What the task asks:
In the entries below, find the lines that contain the word "Password" and copy them.

begin Data listing

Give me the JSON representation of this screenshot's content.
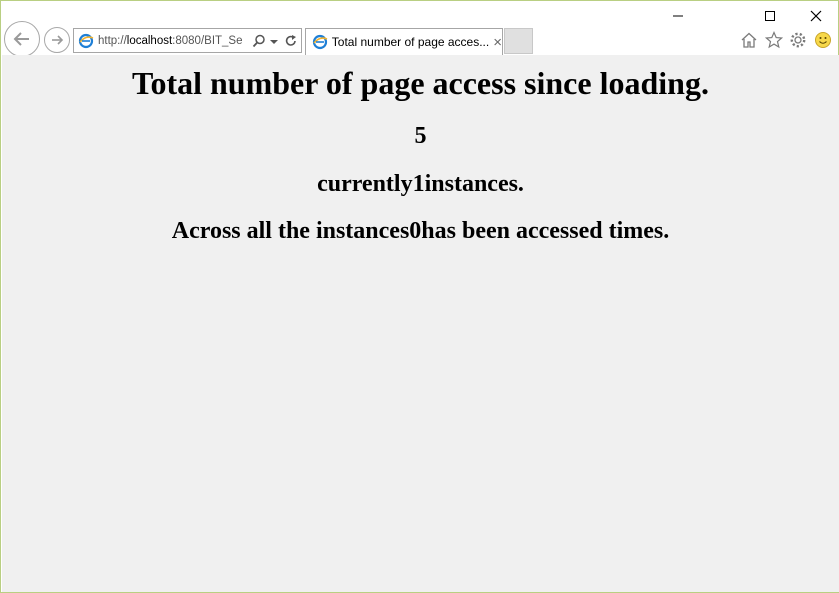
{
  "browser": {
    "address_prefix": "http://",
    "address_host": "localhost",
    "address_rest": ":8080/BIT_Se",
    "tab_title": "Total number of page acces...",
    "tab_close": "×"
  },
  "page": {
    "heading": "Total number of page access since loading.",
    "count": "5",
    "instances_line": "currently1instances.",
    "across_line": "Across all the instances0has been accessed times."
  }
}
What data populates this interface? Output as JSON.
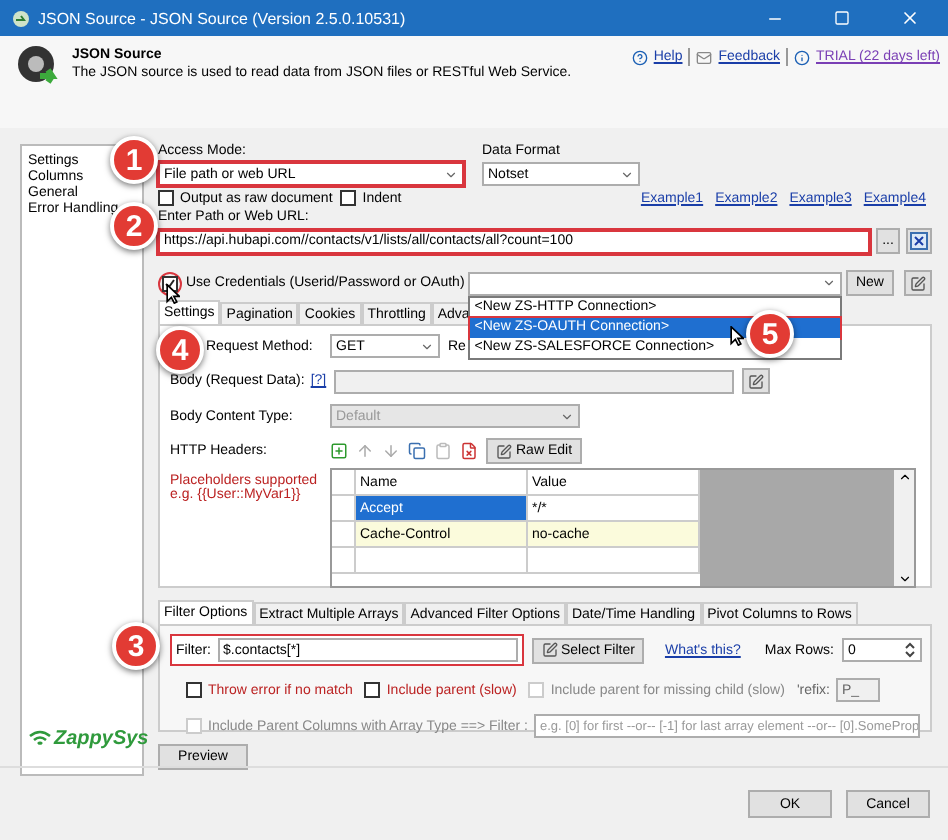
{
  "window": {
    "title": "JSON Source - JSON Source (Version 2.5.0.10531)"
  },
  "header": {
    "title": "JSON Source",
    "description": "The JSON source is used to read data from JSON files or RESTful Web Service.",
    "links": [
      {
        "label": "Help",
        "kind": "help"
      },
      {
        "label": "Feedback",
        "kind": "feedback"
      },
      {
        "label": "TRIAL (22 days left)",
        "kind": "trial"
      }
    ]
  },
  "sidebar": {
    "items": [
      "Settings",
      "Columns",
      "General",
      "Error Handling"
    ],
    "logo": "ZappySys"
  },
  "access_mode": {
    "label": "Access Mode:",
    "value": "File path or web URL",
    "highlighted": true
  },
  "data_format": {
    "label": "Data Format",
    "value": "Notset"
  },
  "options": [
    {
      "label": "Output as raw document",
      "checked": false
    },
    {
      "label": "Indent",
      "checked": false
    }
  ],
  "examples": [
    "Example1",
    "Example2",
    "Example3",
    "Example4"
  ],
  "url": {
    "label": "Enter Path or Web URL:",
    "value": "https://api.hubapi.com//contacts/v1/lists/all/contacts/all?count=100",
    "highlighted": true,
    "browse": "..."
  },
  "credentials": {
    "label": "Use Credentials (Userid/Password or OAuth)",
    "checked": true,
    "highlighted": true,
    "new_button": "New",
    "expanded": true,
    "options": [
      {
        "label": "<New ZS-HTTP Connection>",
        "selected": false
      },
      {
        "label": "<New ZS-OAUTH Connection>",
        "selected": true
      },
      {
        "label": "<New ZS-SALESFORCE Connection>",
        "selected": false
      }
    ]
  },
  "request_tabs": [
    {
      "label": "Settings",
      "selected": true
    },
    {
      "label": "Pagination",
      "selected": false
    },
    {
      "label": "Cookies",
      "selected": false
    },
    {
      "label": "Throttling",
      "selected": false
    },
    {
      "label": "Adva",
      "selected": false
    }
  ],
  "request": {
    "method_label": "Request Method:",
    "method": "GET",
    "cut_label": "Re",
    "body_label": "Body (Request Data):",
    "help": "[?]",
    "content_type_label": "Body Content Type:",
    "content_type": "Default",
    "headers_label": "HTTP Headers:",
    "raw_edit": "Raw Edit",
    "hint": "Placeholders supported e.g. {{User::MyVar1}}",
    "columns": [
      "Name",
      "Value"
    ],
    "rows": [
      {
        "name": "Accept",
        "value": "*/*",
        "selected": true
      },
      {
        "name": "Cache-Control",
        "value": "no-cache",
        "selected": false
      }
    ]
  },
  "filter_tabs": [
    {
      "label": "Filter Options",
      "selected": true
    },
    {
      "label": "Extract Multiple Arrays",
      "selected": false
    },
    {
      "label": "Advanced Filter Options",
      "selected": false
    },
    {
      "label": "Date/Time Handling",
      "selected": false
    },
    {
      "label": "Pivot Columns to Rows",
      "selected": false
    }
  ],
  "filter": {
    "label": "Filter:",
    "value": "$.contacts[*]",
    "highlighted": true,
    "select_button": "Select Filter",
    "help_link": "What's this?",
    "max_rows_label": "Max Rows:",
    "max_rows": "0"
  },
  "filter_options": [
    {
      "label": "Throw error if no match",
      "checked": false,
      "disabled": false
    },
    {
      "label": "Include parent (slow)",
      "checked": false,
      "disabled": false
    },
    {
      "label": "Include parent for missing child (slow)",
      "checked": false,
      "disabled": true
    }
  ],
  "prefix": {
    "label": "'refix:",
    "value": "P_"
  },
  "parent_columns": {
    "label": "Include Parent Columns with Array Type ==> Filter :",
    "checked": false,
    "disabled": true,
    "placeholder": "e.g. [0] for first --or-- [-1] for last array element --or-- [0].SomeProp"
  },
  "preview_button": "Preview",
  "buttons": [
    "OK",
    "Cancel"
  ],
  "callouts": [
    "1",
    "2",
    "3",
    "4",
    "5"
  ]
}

end Data listing
begin Data listing

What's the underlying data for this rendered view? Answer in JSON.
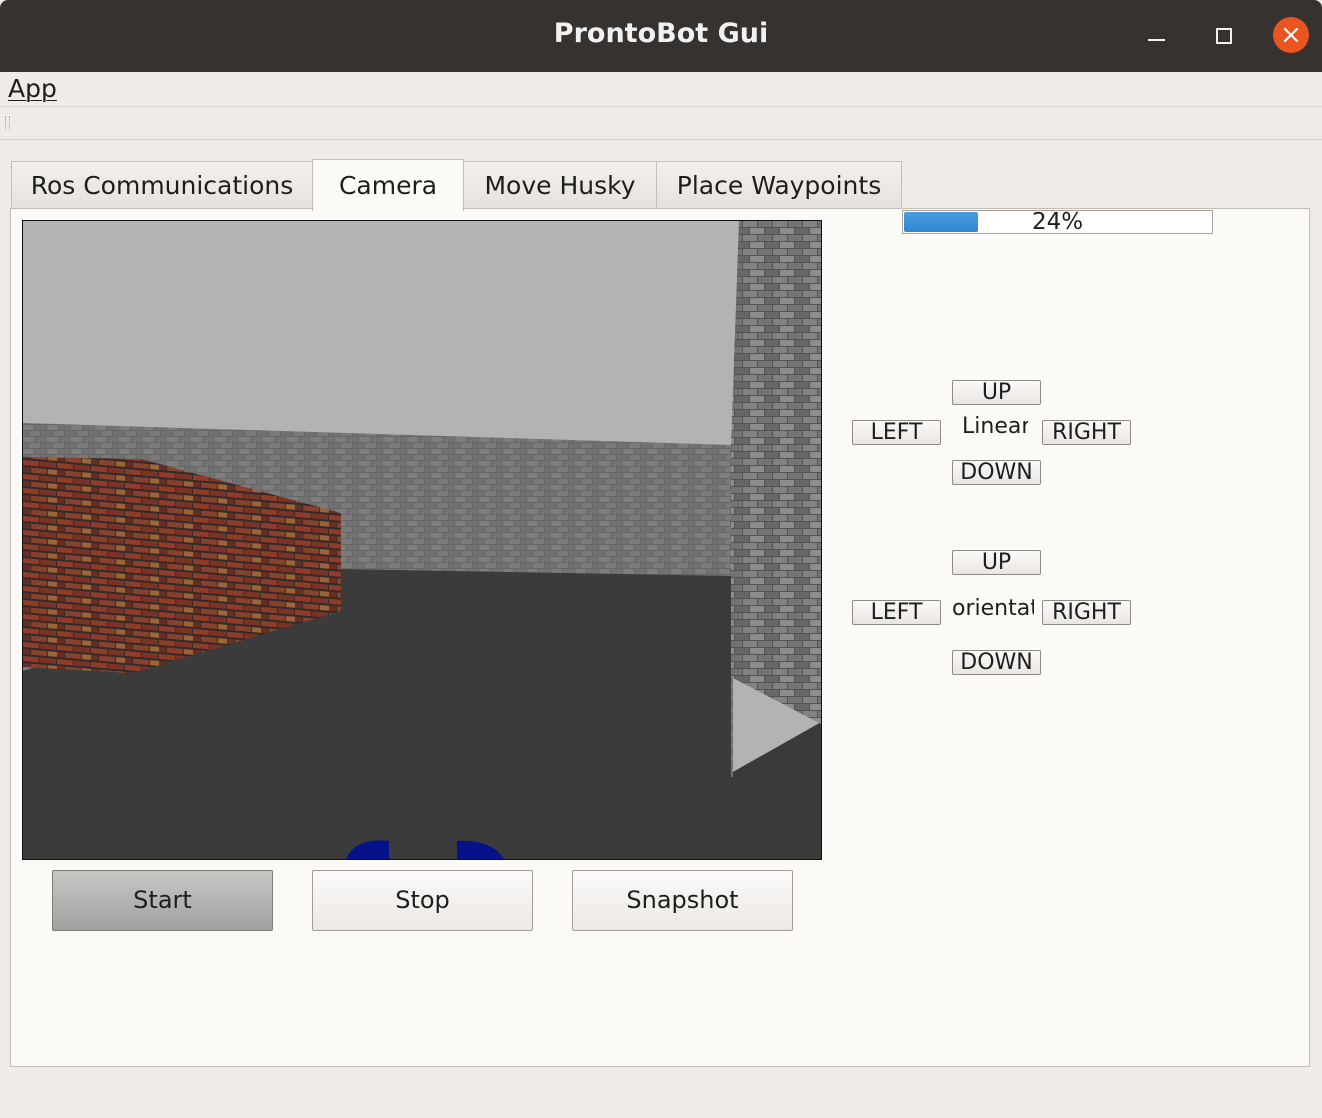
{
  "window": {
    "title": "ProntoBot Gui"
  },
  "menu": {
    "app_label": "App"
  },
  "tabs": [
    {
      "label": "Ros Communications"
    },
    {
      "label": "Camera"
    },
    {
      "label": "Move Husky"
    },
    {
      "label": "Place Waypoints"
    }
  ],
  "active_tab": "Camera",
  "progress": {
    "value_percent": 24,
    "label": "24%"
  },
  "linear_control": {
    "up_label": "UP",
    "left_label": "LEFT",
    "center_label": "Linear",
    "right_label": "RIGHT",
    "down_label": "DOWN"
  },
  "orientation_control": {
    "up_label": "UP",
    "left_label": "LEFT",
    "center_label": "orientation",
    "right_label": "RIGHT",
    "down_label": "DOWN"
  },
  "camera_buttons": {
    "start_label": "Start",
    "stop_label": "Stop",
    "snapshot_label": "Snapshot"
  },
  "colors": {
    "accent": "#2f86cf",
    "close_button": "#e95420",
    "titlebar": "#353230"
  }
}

end Data listing
begin Data listing

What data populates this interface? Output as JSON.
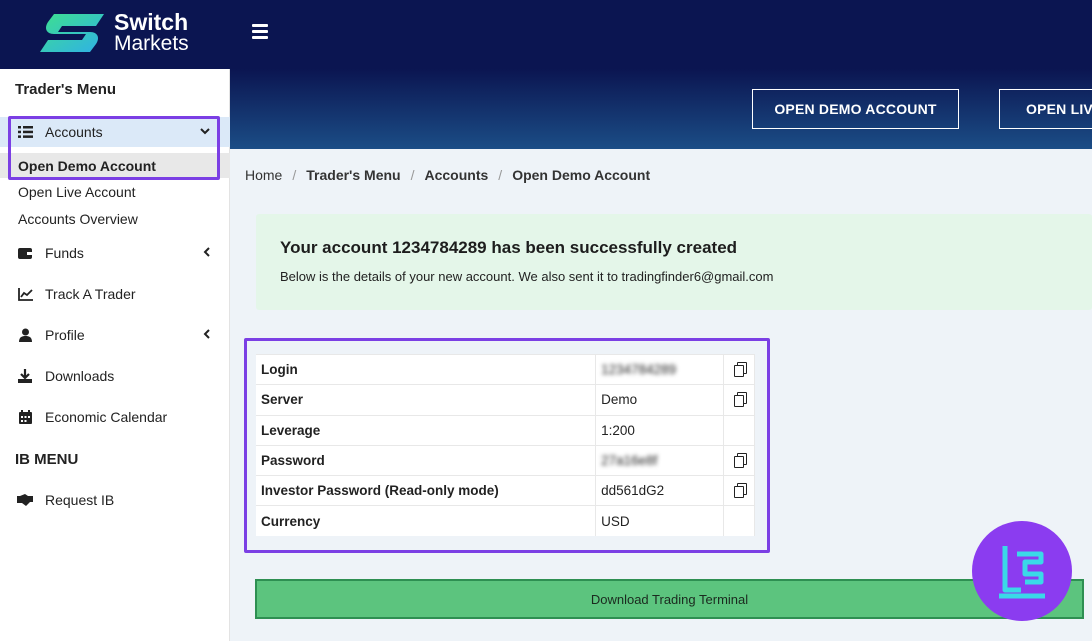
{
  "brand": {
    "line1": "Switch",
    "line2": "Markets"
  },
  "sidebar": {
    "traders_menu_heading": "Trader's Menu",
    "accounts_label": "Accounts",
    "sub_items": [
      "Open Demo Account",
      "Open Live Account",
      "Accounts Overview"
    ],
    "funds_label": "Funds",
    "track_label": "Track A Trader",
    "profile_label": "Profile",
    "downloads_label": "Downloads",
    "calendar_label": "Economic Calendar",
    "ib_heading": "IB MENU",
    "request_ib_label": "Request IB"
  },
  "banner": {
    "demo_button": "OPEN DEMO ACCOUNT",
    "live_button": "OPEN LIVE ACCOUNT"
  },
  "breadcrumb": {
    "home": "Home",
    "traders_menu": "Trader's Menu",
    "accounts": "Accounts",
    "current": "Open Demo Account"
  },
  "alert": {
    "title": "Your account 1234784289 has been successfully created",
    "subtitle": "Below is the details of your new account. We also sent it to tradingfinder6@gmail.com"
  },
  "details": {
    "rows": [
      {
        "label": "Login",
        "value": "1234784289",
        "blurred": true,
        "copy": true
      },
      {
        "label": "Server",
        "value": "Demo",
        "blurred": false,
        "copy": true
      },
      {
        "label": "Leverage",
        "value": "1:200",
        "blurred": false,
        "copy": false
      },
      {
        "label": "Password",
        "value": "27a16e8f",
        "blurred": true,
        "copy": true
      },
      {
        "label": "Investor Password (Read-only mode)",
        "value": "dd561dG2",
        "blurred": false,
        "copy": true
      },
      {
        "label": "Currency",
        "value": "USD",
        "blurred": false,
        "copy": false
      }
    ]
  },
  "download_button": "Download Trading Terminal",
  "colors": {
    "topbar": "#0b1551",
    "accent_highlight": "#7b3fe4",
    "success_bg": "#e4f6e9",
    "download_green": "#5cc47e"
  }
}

end Data listing

The completed task:
    "label": "Use Credentials (Userid/Password or OAuth)",
        "label": "Password",
        "label": "Investor Password (Read-only mode)",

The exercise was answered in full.